### Records provided:

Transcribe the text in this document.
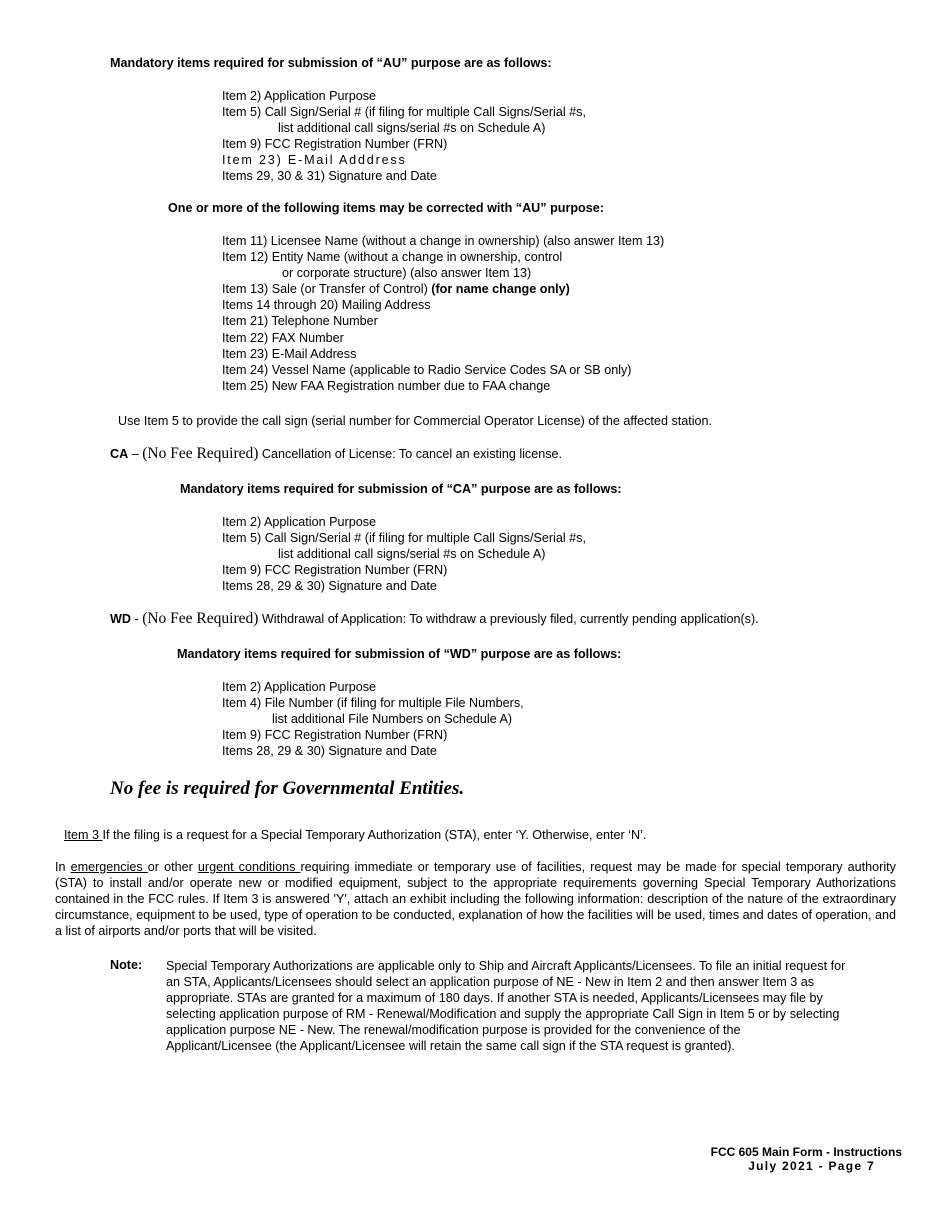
Mandatory items required for submission of “AU” purpose are as follows:
Item 2) Application Purpose
Item 5) Call Sign/Serial # (if filing for multiple Call Signs/Serial #s,
list additional call signs/serial #s on Schedule A)
Item 9) FCC Registration Number (FRN)
Item 23) E-Mail Adddress
Items 29, 30 & 31) Signature and Date
One or more of the following items may be corrected with “AU” purpose:
Item 11) Licensee Name (without a change in ownership) (also answer Item 13)
Item 12) Entity Name (without a change in ownership, control
or corporate structure) (also answer Item 13)
Item 13) Sale (or Transfer of Control) (for name change only)
Items 14 through 20) Mailing Address
Item 21) Telephone Number
Item 22) FAX Number
Item 23) E-Mail Address
Item 24) Vessel Name (applicable to Radio Service Codes SA or SB only)
Item 25) New FAA Registration number due to FAA change
Use Item 5 to provide the call sign (serial number for Commercial Operator License) of the affected station.
CA – (No Fee Required) Cancellation of License: To cancel an existing license.
Mandatory items required for submission of “CA” purpose are as follows:
Item 2) Application Purpose
Item 5) Call Sign/Serial # (if filing for multiple Call Signs/Serial #s,
list additional call signs/serial #s on Schedule A)
Item 9) FCC Registration Number (FRN)
Items 28, 29 & 30) Signature and Date
WD - (No Fee Required) Withdrawal of Application: To withdraw a previously filed, currently pending application(s).
Mandatory items required for submission of “WD” purpose are as follows:
Item 2) Application Purpose
Item 4) File Number (if filing for multiple File Numbers,
list additional File Numbers on Schedule A)
Item 9) FCC Registration Number (FRN)
Items 28, 29 & 30) Signature and Date
No fee is required for Governmental Entities.
Item 3 If the filing is a request for a Special Temporary Authorization (STA), enter ‘Y. Otherwise, enter ‘N’.
In emergencies or other urgent conditions requiring immediate or temporary use of facilities, request may be made for special temporary authority (STA) to install and/or operate new or modified equipment, subject to the appropriate requirements governing Special Temporary Authorizations contained in the FCC rules. If Item 3 is answered 'Y', attach an exhibit including the following information: description of the nature of the extraordinary circumstance, equipment to be used, type of operation to be conducted, explanation of how the facilities will be used, times and dates of operation, and a list of airports and/or ports that will be visited.
Note: Special Temporary Authorizations are applicable only to Ship and Aircraft Applicants/Licensees. To file an initial request for an STA, Applicants/Licensees should select an application purpose of NE - New in Item 2 and then answer Item 3 as appropriate. STAs are granted for a maximum of 180 days. If another STA is needed, Applicants/Licensees may file by selecting application purpose of RM - Renewal/Modification and supply the appropriate Call Sign in Item 5 or by selecting application purpose NE - New. The renewal/modification purpose is provided for the convenience of the Applicant/Licensee (the Applicant/Licensee will retain the same call sign if the STA request is granted).
FCC 605 Main Form - Instructions
July 2021 - Page 7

### Exercise task:
Quote the listing above in full, except for the pictures.

### Solution for this problem:
Transcribe the text in this document.
Mandatory items required for submission of “AU” purpose are as follows:
Item 2) Application Purpose
Item 5) Call Sign/Serial # (if filing for multiple Call Signs/Serial #s,
list additional call signs/serial #s on Schedule A)
Item 9) FCC Registration Number (FRN)
Item 23) E-Mail Adddress
Items 29, 30 & 31) Signature and Date
One or more of the following items may be corrected with “AU” purpose:
Item 11) Licensee Name (without a change in ownership) (also answer Item 13)
Item 12) Entity Name (without a change in ownership, control
or corporate structure) (also answer Item 13)
Item 13) Sale (or Transfer of Control) (for name change only)
Items 14 through 20) Mailing Address
Item 21) Telephone Number
Item 22) FAX Number
Item 23) E-Mail Address
Item 24) Vessel Name (applicable to Radio Service Codes SA or SB only)
Item 25) New FAA Registration number due to FAA change
Use Item 5 to provide the call sign (serial number for Commercial Operator License) of the affected station.
CA – (No Fee Required) Cancellation of License: To cancel an existing license.
Mandatory items required for submission of “CA” purpose are as follows:
Item 2) Application Purpose
Item 5) Call Sign/Serial # (if filing for multiple Call Signs/Serial #s,
list additional call signs/serial #s on Schedule A)
Item 9) FCC Registration Number (FRN)
Items 28, 29 & 30) Signature and Date
WD - (No Fee Required) Withdrawal of Application: To withdraw a previously filed, currently pending application(s).
Mandatory items required for submission of “WD” purpose are as follows:
Item 2) Application Purpose
Item 4) File Number (if filing for multiple File Numbers,
list additional File Numbers on Schedule A)
Item 9) FCC Registration Number (FRN)
Items 28, 29 & 30) Signature and Date
No fee is required for Governmental Entities.
Item 3 If the filing is a request for a Special Temporary Authorization (STA), enter ‘Y. Otherwise, enter ‘N’.
In emergencies or other urgent conditions requiring immediate or temporary use of facilities, request may be made for special temporary authority (STA) to install and/or operate new or modified equipment, subject to the appropriate requirements governing Special Temporary Authorizations contained in the FCC rules. If Item 3 is answered 'Y', attach an exhibit including the following information: description of the nature of the extraordinary circumstance, equipment to be used, type of operation to be conducted, explanation of how the facilities will be used, times and dates of operation, and a list of airports and/or ports that will be visited.
Note: Special Temporary Authorizations are applicable only to Ship and Aircraft Applicants/Licensees. To file an initial request for an STA, Applicants/Licensees should select an application purpose of NE - New in Item 2 and then answer Item 3 as appropriate. STAs are granted for a maximum of 180 days. If another STA is needed, Applicants/Licensees may file by selecting application purpose of RM - Renewal/Modification and supply the appropriate Call Sign in Item 5 or by selecting application purpose NE - New. The renewal/modification purpose is provided for the convenience of the Applicant/Licensee (the Applicant/Licensee will retain the same call sign if the STA request is granted).
FCC 605 Main Form - Instructions
July 2021 - Page 7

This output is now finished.